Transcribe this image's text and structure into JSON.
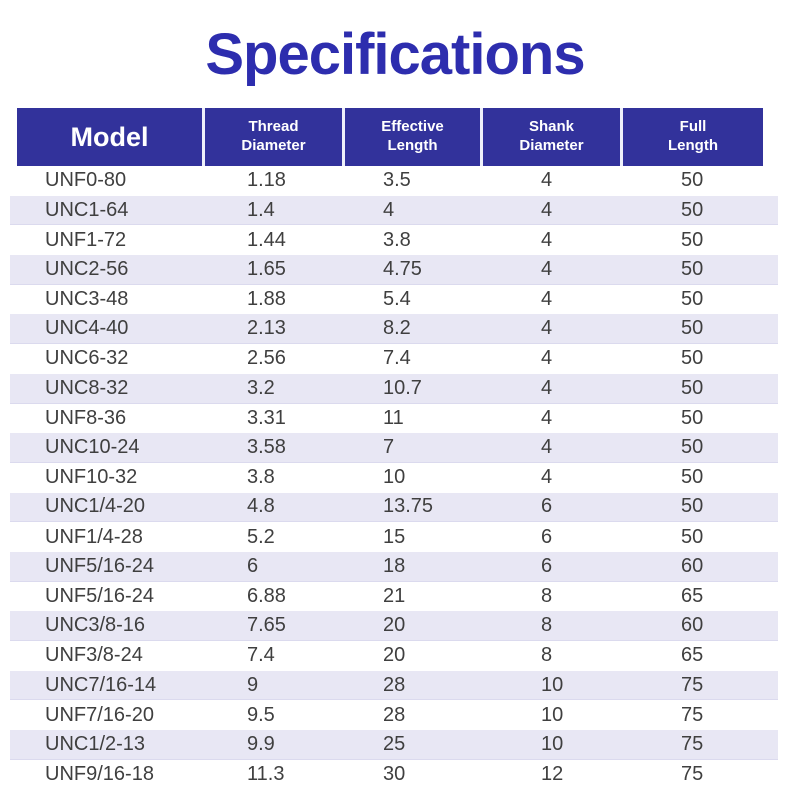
{
  "page": {
    "title": "Specifications"
  },
  "colors": {
    "title": "#2D2DAE",
    "header_bg": "#32329B",
    "header_text": "#FFFFFF",
    "row_alt": "#E8E7F4",
    "cell_text": "#3F3F3F"
  },
  "table": {
    "field_names": [
      "model",
      "thread-diameter",
      "effective-length",
      "shank-diameter",
      "full-length"
    ],
    "columns": [
      {
        "lines": [
          "Model"
        ]
      },
      {
        "lines": [
          "Thread",
          "Diameter"
        ]
      },
      {
        "lines": [
          "Effective",
          "Length"
        ]
      },
      {
        "lines": [
          "Shank",
          "Diameter"
        ]
      },
      {
        "lines": [
          "Full",
          "Length"
        ]
      }
    ],
    "rows": [
      [
        "UNF0-80",
        "1.18",
        "3.5",
        "4",
        "50"
      ],
      [
        "UNC1-64",
        "1.4",
        "4",
        "4",
        "50"
      ],
      [
        "UNF1-72",
        "1.44",
        "3.8",
        "4",
        "50"
      ],
      [
        "UNC2-56",
        "1.65",
        "4.75",
        "4",
        "50"
      ],
      [
        "UNC3-48",
        "1.88",
        "5.4",
        "4",
        "50"
      ],
      [
        "UNC4-40",
        "2.13",
        "8.2",
        "4",
        "50"
      ],
      [
        "UNC6-32",
        "2.56",
        "7.4",
        "4",
        "50"
      ],
      [
        "UNC8-32",
        "3.2",
        "10.7",
        "4",
        "50"
      ],
      [
        "UNF8-36",
        "3.31",
        "11",
        "4",
        "50"
      ],
      [
        "UNC10-24",
        "3.58",
        "7",
        "4",
        "50"
      ],
      [
        "UNF10-32",
        "3.8",
        "10",
        "4",
        "50"
      ],
      [
        "UNC1/4-20",
        "4.8",
        "13.75",
        "6",
        "50"
      ],
      [
        "UNF1/4-28",
        "5.2",
        "15",
        "6",
        "50"
      ],
      [
        "UNF5/16-24",
        "6",
        "18",
        "6",
        "60"
      ],
      [
        "UNF5/16-24",
        "6.88",
        "21",
        "8",
        "65"
      ],
      [
        "UNC3/8-16",
        "7.65",
        "20",
        "8",
        "60"
      ],
      [
        "UNF3/8-24",
        "7.4",
        "20",
        "8",
        "65"
      ],
      [
        "UNC7/16-14",
        "9",
        "28",
        "10",
        "75"
      ],
      [
        "UNF7/16-20",
        "9.5",
        "28",
        "10",
        "75"
      ],
      [
        "UNC1/2-13",
        "9.9",
        "25",
        "10",
        "75"
      ],
      [
        "UNF9/16-18",
        "11.3",
        "30",
        "12",
        "75"
      ]
    ]
  }
}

SET PROBLEM → Copy the material exactly. Do not include the pictures.

WRITTEN SOLUTION →
Transcribe this image's text and structure into JSON.
{
  "page": {
    "title": "Specifications"
  },
  "colors": {
    "title": "#2D2DAE",
    "header_bg": "#32329B",
    "header_text": "#FFFFFF",
    "row_alt": "#E8E7F4",
    "cell_text": "#3F3F3F"
  },
  "table": {
    "field_names": [
      "model",
      "thread-diameter",
      "effective-length",
      "shank-diameter",
      "full-length"
    ],
    "columns": [
      {
        "lines": [
          "Model"
        ]
      },
      {
        "lines": [
          "Thread",
          "Diameter"
        ]
      },
      {
        "lines": [
          "Effective",
          "Length"
        ]
      },
      {
        "lines": [
          "Shank",
          "Diameter"
        ]
      },
      {
        "lines": [
          "Full",
          "Length"
        ]
      }
    ],
    "rows": [
      [
        "UNF0-80",
        "1.18",
        "3.5",
        "4",
        "50"
      ],
      [
        "UNC1-64",
        "1.4",
        "4",
        "4",
        "50"
      ],
      [
        "UNF1-72",
        "1.44",
        "3.8",
        "4",
        "50"
      ],
      [
        "UNC2-56",
        "1.65",
        "4.75",
        "4",
        "50"
      ],
      [
        "UNC3-48",
        "1.88",
        "5.4",
        "4",
        "50"
      ],
      [
        "UNC4-40",
        "2.13",
        "8.2",
        "4",
        "50"
      ],
      [
        "UNC6-32",
        "2.56",
        "7.4",
        "4",
        "50"
      ],
      [
        "UNC8-32",
        "3.2",
        "10.7",
        "4",
        "50"
      ],
      [
        "UNF8-36",
        "3.31",
        "11",
        "4",
        "50"
      ],
      [
        "UNC10-24",
        "3.58",
        "7",
        "4",
        "50"
      ],
      [
        "UNF10-32",
        "3.8",
        "10",
        "4",
        "50"
      ],
      [
        "UNC1/4-20",
        "4.8",
        "13.75",
        "6",
        "50"
      ],
      [
        "UNF1/4-28",
        "5.2",
        "15",
        "6",
        "50"
      ],
      [
        "UNF5/16-24",
        "6",
        "18",
        "6",
        "60"
      ],
      [
        "UNF5/16-24",
        "6.88",
        "21",
        "8",
        "65"
      ],
      [
        "UNC3/8-16",
        "7.65",
        "20",
        "8",
        "60"
      ],
      [
        "UNF3/8-24",
        "7.4",
        "20",
        "8",
        "65"
      ],
      [
        "UNC7/16-14",
        "9",
        "28",
        "10",
        "75"
      ],
      [
        "UNF7/16-20",
        "9.5",
        "28",
        "10",
        "75"
      ],
      [
        "UNC1/2-13",
        "9.9",
        "25",
        "10",
        "75"
      ],
      [
        "UNF9/16-18",
        "11.3",
        "30",
        "12",
        "75"
      ]
    ]
  }
}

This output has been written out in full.